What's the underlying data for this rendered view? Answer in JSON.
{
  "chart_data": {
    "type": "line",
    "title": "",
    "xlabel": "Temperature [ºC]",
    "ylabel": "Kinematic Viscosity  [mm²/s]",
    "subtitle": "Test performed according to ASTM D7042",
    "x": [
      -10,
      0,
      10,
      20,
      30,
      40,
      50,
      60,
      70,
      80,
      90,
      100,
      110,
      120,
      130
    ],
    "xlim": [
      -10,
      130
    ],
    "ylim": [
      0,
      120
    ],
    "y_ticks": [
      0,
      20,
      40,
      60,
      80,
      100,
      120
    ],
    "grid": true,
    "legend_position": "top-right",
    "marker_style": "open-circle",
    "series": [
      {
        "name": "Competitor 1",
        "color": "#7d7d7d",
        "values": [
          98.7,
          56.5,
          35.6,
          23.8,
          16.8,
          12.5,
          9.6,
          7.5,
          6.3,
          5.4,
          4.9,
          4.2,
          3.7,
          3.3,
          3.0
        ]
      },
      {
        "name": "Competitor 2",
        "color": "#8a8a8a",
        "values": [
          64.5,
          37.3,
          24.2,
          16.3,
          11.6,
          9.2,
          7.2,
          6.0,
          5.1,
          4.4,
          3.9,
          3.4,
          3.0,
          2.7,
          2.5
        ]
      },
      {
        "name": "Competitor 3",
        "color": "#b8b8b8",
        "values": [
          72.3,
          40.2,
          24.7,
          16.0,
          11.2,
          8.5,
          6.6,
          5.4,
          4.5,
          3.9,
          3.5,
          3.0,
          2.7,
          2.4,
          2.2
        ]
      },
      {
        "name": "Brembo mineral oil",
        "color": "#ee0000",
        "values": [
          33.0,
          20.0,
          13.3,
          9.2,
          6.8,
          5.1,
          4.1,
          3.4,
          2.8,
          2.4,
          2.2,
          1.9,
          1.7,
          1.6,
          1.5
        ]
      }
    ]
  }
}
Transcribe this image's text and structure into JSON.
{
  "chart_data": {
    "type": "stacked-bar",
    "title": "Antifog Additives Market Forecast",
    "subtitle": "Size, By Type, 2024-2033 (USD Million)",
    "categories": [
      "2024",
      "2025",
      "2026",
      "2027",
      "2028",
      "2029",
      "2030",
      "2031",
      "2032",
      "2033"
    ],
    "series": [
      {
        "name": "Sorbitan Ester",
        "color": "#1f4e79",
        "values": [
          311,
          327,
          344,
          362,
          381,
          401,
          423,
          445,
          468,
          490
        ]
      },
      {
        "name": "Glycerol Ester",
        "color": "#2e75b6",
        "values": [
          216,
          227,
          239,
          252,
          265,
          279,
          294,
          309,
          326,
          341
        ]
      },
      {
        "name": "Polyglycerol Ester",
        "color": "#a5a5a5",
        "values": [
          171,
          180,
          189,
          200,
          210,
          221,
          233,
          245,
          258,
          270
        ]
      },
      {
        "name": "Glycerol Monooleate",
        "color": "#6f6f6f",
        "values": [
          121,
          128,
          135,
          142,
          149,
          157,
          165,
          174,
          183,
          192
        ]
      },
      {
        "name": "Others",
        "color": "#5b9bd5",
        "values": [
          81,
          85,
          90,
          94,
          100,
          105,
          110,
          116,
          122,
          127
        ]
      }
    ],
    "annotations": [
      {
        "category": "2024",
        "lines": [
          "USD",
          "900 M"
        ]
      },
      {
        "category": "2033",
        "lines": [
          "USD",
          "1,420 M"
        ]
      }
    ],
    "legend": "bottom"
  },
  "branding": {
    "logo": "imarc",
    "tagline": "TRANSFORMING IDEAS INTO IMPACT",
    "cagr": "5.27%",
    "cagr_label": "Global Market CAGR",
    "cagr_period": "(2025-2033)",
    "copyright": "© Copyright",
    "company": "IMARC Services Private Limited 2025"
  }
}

•••

## Exercise goal
Return the entries above exactly, each one complete.

## Result for this exercise
What's the underlying data for this rendered view? Answer in JSON.
{
  "chart_data": {
    "type": "line",
    "title": "",
    "xlabel": "Temperature [ºC]",
    "ylabel": "Kinematic Viscosity  [mm²/s]",
    "subtitle": "Test performed according to ASTM D7042",
    "x": [
      -10,
      0,
      10,
      20,
      30,
      40,
      50,
      60,
      70,
      80,
      90,
      100,
      110,
      120,
      130
    ],
    "xlim": [
      -10,
      130
    ],
    "ylim": [
      0,
      120
    ],
    "y_ticks": [
      0,
      20,
      40,
      60,
      80,
      100,
      120
    ],
    "grid": true,
    "legend_position": "top-right",
    "marker_style": "open-circle",
    "series": [
      {
        "name": "Competitor 1",
        "color": "#7d7d7d",
        "values": [
          98.7,
          56.5,
          35.6,
          23.8,
          16.8,
          12.5,
          9.6,
          7.5,
          6.3,
          5.4,
          4.9,
          4.2,
          3.7,
          3.3,
          3.0
        ]
      },
      {
        "name": "Competitor 2",
        "color": "#8a8a8a",
        "values": [
          64.5,
          37.3,
          24.2,
          16.3,
          11.6,
          9.2,
          7.2,
          6.0,
          5.1,
          4.4,
          3.9,
          3.4,
          3.0,
          2.7,
          2.5
        ]
      },
      {
        "name": "Competitor 3",
        "color": "#b8b8b8",
        "values": [
          72.3,
          40.2,
          24.7,
          16.0,
          11.2,
          8.5,
          6.6,
          5.4,
          4.5,
          3.9,
          3.5,
          3.0,
          2.7,
          2.4,
          2.2
        ]
      },
      {
        "name": "Brembo mineral oil",
        "color": "#ee0000",
        "values": [
          33.0,
          20.0,
          13.3,
          9.2,
          6.8,
          5.1,
          4.1,
          3.4,
          2.8,
          2.4,
          2.2,
          1.9,
          1.7,
          1.6,
          1.5
        ]
      }
    ]
  }
}
Transcribe this image's text and structure into JSON.
{
  "chart_data": {
    "type": "stacked-bar",
    "title": "Antifog Additives Market Forecast",
    "subtitle": "Size, By Type, 2024-2033 (USD Million)",
    "categories": [
      "2024",
      "2025",
      "2026",
      "2027",
      "2028",
      "2029",
      "2030",
      "2031",
      "2032",
      "2033"
    ],
    "series": [
      {
        "name": "Sorbitan Ester",
        "color": "#1f4e79",
        "values": [
          311,
          327,
          344,
          362,
          381,
          401,
          423,
          445,
          468,
          490
        ]
      },
      {
        "name": "Glycerol Ester",
        "color": "#2e75b6",
        "values": [
          216,
          227,
          239,
          252,
          265,
          279,
          294,
          309,
          326,
          341
        ]
      },
      {
        "name": "Polyglycerol Ester",
        "color": "#a5a5a5",
        "values": [
          171,
          180,
          189,
          200,
          210,
          221,
          233,
          245,
          258,
          270
        ]
      },
      {
        "name": "Glycerol Monooleate",
        "color": "#6f6f6f",
        "values": [
          121,
          128,
          135,
          142,
          149,
          157,
          165,
          174,
          183,
          192
        ]
      },
      {
        "name": "Others",
        "color": "#5b9bd5",
        "values": [
          81,
          85,
          90,
          94,
          100,
          105,
          110,
          116,
          122,
          127
        ]
      }
    ],
    "annotations": [
      {
        "category": "2024",
        "lines": [
          "USD",
          "900 M"
        ]
      },
      {
        "category": "2033",
        "lines": [
          "USD",
          "1,420 M"
        ]
      }
    ],
    "legend": "bottom"
  },
  "branding": {
    "logo": "imarc",
    "tagline": "TRANSFORMING IDEAS INTO IMPACT",
    "cagr": "5.27%",
    "cagr_label": "Global Market CAGR",
    "cagr_period": "(2025-2033)",
    "copyright": "© Copyright",
    "company": "IMARC Services Private Limited 2025"
  }
}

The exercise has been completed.